Information supplied.

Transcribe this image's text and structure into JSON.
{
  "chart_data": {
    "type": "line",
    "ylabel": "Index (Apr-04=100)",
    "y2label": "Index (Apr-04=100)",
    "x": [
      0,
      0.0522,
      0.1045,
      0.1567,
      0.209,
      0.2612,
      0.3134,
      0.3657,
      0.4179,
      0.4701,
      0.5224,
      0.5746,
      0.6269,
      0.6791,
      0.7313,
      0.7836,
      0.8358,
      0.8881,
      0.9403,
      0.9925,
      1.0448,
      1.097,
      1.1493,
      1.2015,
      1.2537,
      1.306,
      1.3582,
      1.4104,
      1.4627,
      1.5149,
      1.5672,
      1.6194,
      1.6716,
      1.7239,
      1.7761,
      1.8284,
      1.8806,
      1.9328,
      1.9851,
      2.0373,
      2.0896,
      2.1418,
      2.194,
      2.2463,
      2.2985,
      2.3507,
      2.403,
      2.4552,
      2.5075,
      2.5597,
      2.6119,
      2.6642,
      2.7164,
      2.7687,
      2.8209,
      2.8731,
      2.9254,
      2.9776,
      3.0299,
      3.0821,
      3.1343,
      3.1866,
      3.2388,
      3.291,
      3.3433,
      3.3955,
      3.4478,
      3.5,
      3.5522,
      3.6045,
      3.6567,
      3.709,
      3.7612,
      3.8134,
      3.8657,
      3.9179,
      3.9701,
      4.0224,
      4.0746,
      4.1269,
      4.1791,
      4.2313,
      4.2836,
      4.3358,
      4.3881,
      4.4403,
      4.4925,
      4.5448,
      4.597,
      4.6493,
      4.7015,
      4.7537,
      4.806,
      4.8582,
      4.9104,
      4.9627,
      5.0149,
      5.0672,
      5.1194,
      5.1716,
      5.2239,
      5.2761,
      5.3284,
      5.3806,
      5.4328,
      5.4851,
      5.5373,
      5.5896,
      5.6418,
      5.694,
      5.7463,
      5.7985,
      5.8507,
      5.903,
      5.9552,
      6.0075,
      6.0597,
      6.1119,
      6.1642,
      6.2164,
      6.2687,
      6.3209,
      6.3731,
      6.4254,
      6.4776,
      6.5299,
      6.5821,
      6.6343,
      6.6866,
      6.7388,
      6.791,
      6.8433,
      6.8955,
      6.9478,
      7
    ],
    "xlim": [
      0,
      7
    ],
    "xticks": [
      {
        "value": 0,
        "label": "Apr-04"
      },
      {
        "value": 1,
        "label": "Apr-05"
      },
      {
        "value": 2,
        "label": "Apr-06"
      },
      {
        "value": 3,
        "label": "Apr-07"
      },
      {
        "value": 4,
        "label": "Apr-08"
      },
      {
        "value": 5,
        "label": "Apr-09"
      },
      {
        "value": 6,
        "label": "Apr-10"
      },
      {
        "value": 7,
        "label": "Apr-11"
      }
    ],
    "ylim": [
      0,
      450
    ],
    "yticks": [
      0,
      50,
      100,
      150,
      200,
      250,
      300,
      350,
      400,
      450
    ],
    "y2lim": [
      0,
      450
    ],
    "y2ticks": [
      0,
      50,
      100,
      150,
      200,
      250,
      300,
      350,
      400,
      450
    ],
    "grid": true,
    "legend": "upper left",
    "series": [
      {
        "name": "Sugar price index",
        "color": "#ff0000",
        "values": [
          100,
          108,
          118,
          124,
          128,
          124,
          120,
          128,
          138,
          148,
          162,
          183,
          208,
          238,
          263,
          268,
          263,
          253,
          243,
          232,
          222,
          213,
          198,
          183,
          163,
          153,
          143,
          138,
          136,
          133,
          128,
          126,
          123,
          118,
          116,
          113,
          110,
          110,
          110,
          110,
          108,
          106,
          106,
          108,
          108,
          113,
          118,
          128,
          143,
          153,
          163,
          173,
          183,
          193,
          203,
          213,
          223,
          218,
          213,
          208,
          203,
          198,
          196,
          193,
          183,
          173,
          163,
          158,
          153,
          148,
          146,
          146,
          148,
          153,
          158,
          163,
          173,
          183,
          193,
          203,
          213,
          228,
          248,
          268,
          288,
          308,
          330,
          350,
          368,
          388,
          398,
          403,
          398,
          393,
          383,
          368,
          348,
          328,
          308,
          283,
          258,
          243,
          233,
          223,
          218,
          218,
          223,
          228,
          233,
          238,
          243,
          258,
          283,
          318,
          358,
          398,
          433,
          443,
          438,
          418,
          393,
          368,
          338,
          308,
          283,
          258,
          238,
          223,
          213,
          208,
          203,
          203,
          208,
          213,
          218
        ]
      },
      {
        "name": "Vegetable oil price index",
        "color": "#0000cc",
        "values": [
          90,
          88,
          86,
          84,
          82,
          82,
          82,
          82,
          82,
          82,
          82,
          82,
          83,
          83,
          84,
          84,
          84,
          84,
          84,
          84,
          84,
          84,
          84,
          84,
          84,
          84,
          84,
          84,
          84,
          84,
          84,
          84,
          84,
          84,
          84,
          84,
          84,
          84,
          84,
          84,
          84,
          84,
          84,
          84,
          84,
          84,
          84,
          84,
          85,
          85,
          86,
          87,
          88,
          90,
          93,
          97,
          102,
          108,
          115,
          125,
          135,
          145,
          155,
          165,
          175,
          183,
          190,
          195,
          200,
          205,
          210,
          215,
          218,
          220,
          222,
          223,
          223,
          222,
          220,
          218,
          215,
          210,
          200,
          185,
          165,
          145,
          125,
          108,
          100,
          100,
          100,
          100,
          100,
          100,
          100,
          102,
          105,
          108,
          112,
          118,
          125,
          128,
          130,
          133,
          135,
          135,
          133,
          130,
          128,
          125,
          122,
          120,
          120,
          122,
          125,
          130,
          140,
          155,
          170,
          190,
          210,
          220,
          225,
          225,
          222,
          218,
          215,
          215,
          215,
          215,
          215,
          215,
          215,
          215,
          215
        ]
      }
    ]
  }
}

Exercise description.
Transcribe every entry exactly.

Written solution.
Transcribe this image's text and structure into JSON.
{
  "chart_data": {
    "type": "line",
    "ylabel": "Index (Apr-04=100)",
    "y2label": "Index (Apr-04=100)",
    "x": [
      0,
      0.0522,
      0.1045,
      0.1567,
      0.209,
      0.2612,
      0.3134,
      0.3657,
      0.4179,
      0.4701,
      0.5224,
      0.5746,
      0.6269,
      0.6791,
      0.7313,
      0.7836,
      0.8358,
      0.8881,
      0.9403,
      0.9925,
      1.0448,
      1.097,
      1.1493,
      1.2015,
      1.2537,
      1.306,
      1.3582,
      1.4104,
      1.4627,
      1.5149,
      1.5672,
      1.6194,
      1.6716,
      1.7239,
      1.7761,
      1.8284,
      1.8806,
      1.9328,
      1.9851,
      2.0373,
      2.0896,
      2.1418,
      2.194,
      2.2463,
      2.2985,
      2.3507,
      2.403,
      2.4552,
      2.5075,
      2.5597,
      2.6119,
      2.6642,
      2.7164,
      2.7687,
      2.8209,
      2.8731,
      2.9254,
      2.9776,
      3.0299,
      3.0821,
      3.1343,
      3.1866,
      3.2388,
      3.291,
      3.3433,
      3.3955,
      3.4478,
      3.5,
      3.5522,
      3.6045,
      3.6567,
      3.709,
      3.7612,
      3.8134,
      3.8657,
      3.9179,
      3.9701,
      4.0224,
      4.0746,
      4.1269,
      4.1791,
      4.2313,
      4.2836,
      4.3358,
      4.3881,
      4.4403,
      4.4925,
      4.5448,
      4.597,
      4.6493,
      4.7015,
      4.7537,
      4.806,
      4.8582,
      4.9104,
      4.9627,
      5.0149,
      5.0672,
      5.1194,
      5.1716,
      5.2239,
      5.2761,
      5.3284,
      5.3806,
      5.4328,
      5.4851,
      5.5373,
      5.5896,
      5.6418,
      5.694,
      5.7463,
      5.7985,
      5.8507,
      5.903,
      5.9552,
      6.0075,
      6.0597,
      6.1119,
      6.1642,
      6.2164,
      6.2687,
      6.3209,
      6.3731,
      6.4254,
      6.4776,
      6.5299,
      6.5821,
      6.6343,
      6.6866,
      6.7388,
      6.791,
      6.8433,
      6.8955,
      6.9478,
      7
    ],
    "xlim": [
      0,
      7
    ],
    "xticks": [
      {
        "value": 0,
        "label": "Apr-04"
      },
      {
        "value": 1,
        "label": "Apr-05"
      },
      {
        "value": 2,
        "label": "Apr-06"
      },
      {
        "value": 3,
        "label": "Apr-07"
      },
      {
        "value": 4,
        "label": "Apr-08"
      },
      {
        "value": 5,
        "label": "Apr-09"
      },
      {
        "value": 6,
        "label": "Apr-10"
      },
      {
        "value": 7,
        "label": "Apr-11"
      }
    ],
    "ylim": [
      0,
      450
    ],
    "yticks": [
      0,
      50,
      100,
      150,
      200,
      250,
      300,
      350,
      400,
      450
    ],
    "y2lim": [
      0,
      450
    ],
    "y2ticks": [
      0,
      50,
      100,
      150,
      200,
      250,
      300,
      350,
      400,
      450
    ],
    "grid": true,
    "legend": "upper left",
    "series": [
      {
        "name": "Sugar price index",
        "color": "#ff0000",
        "values": [
          100,
          108,
          118,
          124,
          128,
          124,
          120,
          128,
          138,
          148,
          162,
          183,
          208,
          238,
          263,
          268,
          263,
          253,
          243,
          232,
          222,
          213,
          198,
          183,
          163,
          153,
          143,
          138,
          136,
          133,
          128,
          126,
          123,
          118,
          116,
          113,
          110,
          110,
          110,
          110,
          108,
          106,
          106,
          108,
          108,
          113,
          118,
          128,
          143,
          153,
          163,
          173,
          183,
          193,
          203,
          213,
          223,
          218,
          213,
          208,
          203,
          198,
          196,
          193,
          183,
          173,
          163,
          158,
          153,
          148,
          146,
          146,
          148,
          153,
          158,
          163,
          173,
          183,
          193,
          203,
          213,
          228,
          248,
          268,
          288,
          308,
          330,
          350,
          368,
          388,
          398,
          403,
          398,
          393,
          383,
          368,
          348,
          328,
          308,
          283,
          258,
          243,
          233,
          223,
          218,
          218,
          223,
          228,
          233,
          238,
          243,
          258,
          283,
          318,
          358,
          398,
          433,
          443,
          438,
          418,
          393,
          368,
          338,
          308,
          283,
          258,
          238,
          223,
          213,
          208,
          203,
          203,
          208,
          213,
          218
        ]
      },
      {
        "name": "Vegetable oil price index",
        "color": "#0000cc",
        "values": [
          90,
          88,
          86,
          84,
          82,
          82,
          82,
          82,
          82,
          82,
          82,
          82,
          83,
          83,
          84,
          84,
          84,
          84,
          84,
          84,
          84,
          84,
          84,
          84,
          84,
          84,
          84,
          84,
          84,
          84,
          84,
          84,
          84,
          84,
          84,
          84,
          84,
          84,
          84,
          84,
          84,
          84,
          84,
          84,
          84,
          84,
          84,
          84,
          85,
          85,
          86,
          87,
          88,
          90,
          93,
          97,
          102,
          108,
          115,
          125,
          135,
          145,
          155,
          165,
          175,
          183,
          190,
          195,
          200,
          205,
          210,
          215,
          218,
          220,
          222,
          223,
          223,
          222,
          220,
          218,
          215,
          210,
          200,
          185,
          165,
          145,
          125,
          108,
          100,
          100,
          100,
          100,
          100,
          100,
          100,
          102,
          105,
          108,
          112,
          118,
          125,
          128,
          130,
          133,
          135,
          135,
          133,
          130,
          128,
          125,
          122,
          120,
          120,
          122,
          125,
          130,
          140,
          155,
          170,
          190,
          210,
          220,
          225,
          225,
          222,
          218,
          215,
          215,
          215,
          215,
          215,
          215,
          215,
          215,
          215
        ]
      }
    ]
  }
}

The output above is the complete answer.